[Begin]

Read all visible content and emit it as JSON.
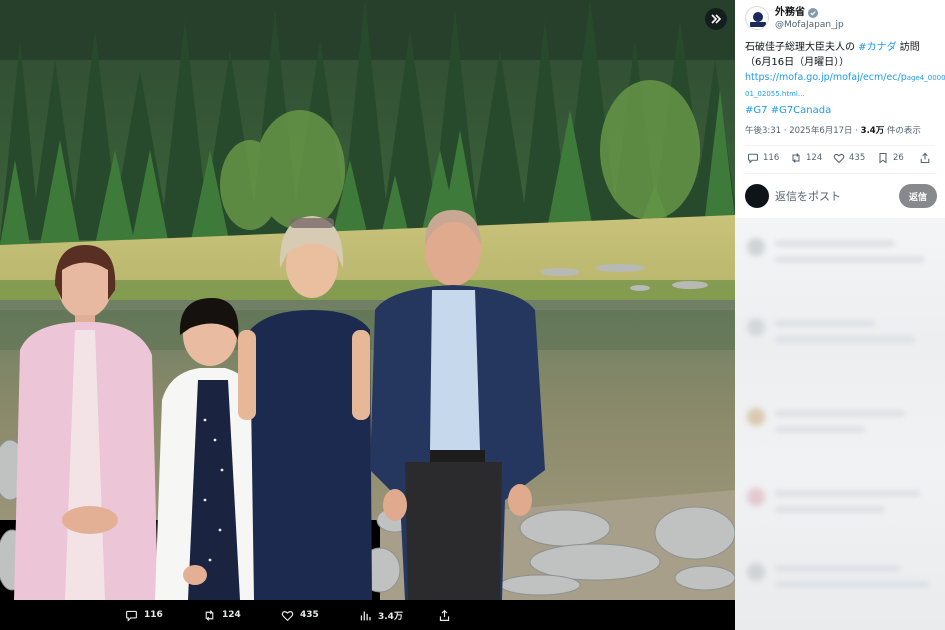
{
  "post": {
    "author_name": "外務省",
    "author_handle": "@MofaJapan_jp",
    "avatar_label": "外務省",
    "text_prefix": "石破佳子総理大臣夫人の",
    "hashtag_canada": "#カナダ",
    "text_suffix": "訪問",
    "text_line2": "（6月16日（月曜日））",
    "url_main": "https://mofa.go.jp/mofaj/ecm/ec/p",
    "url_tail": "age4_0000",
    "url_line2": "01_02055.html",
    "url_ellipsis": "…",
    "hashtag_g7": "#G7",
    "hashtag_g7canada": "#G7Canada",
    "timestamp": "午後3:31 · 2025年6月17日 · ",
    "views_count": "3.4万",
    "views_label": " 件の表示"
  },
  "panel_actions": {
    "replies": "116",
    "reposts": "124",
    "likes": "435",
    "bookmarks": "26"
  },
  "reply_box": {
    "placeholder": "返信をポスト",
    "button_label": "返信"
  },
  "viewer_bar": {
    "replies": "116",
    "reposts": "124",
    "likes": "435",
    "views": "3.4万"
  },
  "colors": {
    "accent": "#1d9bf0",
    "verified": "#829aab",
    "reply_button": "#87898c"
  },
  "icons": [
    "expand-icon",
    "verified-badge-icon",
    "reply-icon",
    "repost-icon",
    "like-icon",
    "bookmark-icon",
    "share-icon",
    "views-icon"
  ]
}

[End]

THE TASK :: Every record is to be reproduced exactly, with no pictures included.

SOLUTION ::
Read all visible content and emit it as JSON.
{
  "post": {
    "author_name": "外務省",
    "author_handle": "@MofaJapan_jp",
    "avatar_label": "外務省",
    "text_prefix": "石破佳子総理大臣夫人の",
    "hashtag_canada": "#カナダ",
    "text_suffix": "訪問",
    "text_line2": "（6月16日（月曜日））",
    "url_main": "https://mofa.go.jp/mofaj/ecm/ec/p",
    "url_tail": "age4_0000",
    "url_line2": "01_02055.html",
    "url_ellipsis": "…",
    "hashtag_g7": "#G7",
    "hashtag_g7canada": "#G7Canada",
    "timestamp": "午後3:31 · 2025年6月17日 · ",
    "views_count": "3.4万",
    "views_label": " 件の表示"
  },
  "panel_actions": {
    "replies": "116",
    "reposts": "124",
    "likes": "435",
    "bookmarks": "26"
  },
  "reply_box": {
    "placeholder": "返信をポスト",
    "button_label": "返信"
  },
  "viewer_bar": {
    "replies": "116",
    "reposts": "124",
    "likes": "435",
    "views": "3.4万"
  },
  "colors": {
    "accent": "#1d9bf0",
    "verified": "#829aab",
    "reply_button": "#87898c"
  },
  "icons": [
    "expand-icon",
    "verified-badge-icon",
    "reply-icon",
    "repost-icon",
    "like-icon",
    "bookmark-icon",
    "share-icon",
    "views-icon"
  ]
}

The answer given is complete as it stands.